== WHAT YOU ARE ASKED TO DO ==
Copy out, from the entries below, each line holding the string "Complete".

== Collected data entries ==
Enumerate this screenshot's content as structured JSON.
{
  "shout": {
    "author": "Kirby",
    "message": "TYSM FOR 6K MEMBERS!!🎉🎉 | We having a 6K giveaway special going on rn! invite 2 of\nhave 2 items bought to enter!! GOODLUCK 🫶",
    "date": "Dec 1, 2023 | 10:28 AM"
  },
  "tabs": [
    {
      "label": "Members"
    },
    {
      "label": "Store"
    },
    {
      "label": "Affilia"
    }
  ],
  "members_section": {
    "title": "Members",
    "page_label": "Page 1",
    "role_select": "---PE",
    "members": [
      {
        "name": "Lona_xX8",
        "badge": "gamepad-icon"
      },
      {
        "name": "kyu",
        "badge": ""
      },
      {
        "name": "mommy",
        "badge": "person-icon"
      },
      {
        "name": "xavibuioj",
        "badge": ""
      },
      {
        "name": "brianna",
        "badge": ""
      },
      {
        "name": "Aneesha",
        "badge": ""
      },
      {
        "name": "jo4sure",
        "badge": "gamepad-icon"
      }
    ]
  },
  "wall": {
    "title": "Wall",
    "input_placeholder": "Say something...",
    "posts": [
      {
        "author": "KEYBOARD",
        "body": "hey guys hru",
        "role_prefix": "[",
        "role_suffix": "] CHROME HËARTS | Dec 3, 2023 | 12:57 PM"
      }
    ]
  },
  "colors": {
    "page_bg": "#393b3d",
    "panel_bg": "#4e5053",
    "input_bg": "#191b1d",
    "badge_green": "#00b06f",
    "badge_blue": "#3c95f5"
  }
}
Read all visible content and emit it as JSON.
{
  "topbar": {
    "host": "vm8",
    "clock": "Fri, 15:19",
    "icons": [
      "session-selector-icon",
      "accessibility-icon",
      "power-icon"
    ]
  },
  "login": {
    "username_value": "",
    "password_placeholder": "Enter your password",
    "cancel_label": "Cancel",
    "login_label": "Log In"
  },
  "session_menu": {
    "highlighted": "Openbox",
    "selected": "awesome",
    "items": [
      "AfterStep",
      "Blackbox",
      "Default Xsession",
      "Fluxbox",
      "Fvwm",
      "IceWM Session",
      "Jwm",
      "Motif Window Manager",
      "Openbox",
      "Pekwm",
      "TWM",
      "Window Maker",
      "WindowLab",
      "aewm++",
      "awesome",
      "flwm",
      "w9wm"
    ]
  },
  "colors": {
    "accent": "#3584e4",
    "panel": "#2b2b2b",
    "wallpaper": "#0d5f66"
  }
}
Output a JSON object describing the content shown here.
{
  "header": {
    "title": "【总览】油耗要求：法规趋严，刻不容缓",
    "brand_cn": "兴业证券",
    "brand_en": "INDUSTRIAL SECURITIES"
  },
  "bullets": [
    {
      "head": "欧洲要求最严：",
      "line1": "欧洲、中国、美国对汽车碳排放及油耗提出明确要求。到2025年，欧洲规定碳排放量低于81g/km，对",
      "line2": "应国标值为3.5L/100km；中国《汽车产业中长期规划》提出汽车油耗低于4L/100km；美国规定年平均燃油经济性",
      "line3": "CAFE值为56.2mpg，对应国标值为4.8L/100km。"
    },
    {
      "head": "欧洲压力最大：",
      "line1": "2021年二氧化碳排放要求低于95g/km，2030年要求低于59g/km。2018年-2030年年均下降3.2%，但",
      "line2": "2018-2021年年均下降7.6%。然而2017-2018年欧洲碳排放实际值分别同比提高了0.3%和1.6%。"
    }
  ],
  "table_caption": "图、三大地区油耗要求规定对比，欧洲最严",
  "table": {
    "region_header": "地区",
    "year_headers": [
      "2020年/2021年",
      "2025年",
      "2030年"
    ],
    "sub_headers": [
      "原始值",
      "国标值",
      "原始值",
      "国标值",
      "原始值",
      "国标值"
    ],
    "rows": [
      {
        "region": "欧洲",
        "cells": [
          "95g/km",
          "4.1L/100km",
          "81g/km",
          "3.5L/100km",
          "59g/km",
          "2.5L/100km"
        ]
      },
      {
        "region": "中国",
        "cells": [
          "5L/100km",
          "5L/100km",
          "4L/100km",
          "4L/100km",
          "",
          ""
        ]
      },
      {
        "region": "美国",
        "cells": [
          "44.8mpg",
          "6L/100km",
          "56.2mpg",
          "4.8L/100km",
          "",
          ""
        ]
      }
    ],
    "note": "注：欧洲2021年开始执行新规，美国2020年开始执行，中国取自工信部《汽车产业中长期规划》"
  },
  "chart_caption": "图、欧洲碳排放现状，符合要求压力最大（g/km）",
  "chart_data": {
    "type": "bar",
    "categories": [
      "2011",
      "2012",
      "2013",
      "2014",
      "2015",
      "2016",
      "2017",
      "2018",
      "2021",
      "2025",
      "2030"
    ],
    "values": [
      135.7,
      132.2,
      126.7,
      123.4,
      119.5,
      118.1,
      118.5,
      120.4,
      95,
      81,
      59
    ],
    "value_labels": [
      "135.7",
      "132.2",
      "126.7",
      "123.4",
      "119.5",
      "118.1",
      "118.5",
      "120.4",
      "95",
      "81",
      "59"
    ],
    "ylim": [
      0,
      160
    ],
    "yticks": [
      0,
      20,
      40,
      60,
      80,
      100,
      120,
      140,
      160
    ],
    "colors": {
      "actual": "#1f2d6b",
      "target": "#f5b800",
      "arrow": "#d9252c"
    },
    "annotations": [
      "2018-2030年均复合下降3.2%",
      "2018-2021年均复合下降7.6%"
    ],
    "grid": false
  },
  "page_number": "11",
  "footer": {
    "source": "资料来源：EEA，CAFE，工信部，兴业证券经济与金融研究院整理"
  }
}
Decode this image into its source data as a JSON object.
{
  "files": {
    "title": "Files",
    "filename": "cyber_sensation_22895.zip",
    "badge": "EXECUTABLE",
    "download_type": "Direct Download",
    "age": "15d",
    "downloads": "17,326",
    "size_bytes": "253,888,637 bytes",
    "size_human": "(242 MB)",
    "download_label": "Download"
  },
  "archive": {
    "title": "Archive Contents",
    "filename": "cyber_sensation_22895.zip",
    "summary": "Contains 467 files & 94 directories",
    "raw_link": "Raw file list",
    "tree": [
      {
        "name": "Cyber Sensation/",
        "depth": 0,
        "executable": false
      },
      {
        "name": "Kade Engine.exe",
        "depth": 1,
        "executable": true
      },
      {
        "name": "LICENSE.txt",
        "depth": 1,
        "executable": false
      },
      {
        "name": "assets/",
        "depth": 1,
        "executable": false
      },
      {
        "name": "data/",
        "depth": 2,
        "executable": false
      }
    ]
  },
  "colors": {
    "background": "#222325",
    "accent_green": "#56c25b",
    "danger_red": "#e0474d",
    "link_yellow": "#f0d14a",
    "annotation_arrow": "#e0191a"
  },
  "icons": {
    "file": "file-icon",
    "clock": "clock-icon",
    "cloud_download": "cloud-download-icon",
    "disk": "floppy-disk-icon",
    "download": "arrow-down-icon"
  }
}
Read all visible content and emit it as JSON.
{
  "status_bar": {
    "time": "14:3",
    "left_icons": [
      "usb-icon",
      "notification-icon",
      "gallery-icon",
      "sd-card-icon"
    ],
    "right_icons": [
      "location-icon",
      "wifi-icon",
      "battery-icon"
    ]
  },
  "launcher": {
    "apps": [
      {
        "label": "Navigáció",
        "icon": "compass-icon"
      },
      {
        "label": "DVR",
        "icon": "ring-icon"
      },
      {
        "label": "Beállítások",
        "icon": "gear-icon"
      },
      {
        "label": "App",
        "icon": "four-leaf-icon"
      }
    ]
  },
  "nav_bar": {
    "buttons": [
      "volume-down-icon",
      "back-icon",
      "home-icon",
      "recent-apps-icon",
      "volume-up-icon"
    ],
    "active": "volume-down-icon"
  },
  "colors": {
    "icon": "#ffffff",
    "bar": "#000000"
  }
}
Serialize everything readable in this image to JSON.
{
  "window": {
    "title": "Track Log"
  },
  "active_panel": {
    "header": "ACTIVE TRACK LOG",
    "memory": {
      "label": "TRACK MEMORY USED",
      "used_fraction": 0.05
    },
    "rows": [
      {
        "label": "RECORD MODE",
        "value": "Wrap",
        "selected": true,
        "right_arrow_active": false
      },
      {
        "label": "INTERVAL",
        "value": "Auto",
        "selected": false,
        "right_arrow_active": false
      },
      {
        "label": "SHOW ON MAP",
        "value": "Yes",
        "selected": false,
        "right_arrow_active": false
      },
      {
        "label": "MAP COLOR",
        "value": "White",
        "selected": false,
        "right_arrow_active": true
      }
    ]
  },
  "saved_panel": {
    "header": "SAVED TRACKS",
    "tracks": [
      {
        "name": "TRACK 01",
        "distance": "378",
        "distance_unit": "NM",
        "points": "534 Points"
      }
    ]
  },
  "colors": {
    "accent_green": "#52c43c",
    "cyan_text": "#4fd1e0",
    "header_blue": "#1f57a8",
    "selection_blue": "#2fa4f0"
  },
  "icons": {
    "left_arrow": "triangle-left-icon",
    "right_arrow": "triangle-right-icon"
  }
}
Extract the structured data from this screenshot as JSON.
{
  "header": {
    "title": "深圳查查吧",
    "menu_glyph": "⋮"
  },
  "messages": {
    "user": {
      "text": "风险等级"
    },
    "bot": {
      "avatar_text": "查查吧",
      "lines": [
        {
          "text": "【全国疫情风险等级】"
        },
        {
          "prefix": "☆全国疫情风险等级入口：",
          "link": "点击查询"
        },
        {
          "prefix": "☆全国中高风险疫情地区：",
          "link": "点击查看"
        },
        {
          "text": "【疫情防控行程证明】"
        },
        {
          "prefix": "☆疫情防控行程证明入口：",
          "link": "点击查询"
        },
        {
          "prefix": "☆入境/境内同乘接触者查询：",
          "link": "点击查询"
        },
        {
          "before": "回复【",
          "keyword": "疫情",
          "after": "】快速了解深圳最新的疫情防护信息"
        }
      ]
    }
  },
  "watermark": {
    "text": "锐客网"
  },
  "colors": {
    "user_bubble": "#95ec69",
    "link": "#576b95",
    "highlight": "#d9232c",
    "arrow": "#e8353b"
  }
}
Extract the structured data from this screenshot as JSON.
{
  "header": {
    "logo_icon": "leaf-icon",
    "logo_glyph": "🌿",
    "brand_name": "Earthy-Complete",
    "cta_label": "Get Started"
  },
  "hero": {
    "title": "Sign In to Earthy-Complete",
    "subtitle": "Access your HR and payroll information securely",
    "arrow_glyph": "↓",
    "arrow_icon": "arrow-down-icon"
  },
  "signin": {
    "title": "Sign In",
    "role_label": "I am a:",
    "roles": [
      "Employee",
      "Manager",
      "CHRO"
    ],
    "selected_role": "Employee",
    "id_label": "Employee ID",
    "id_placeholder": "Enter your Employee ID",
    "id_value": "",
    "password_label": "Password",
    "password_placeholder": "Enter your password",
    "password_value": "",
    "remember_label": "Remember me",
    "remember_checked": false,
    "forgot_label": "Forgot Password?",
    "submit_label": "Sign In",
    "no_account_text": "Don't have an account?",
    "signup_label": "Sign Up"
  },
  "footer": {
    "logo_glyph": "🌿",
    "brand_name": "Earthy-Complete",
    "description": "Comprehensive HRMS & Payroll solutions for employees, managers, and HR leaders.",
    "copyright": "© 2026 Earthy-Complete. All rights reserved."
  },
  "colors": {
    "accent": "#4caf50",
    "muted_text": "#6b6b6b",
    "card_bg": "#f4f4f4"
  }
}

== TASK RESPONSE ==
    "brand_name": "Earthy-Complete",
    "title": "Sign In to Earthy-Complete",
    "brand_name": "Earthy-Complete",
    "copyright": "© 2026 Earthy-Complete. All rights reserved."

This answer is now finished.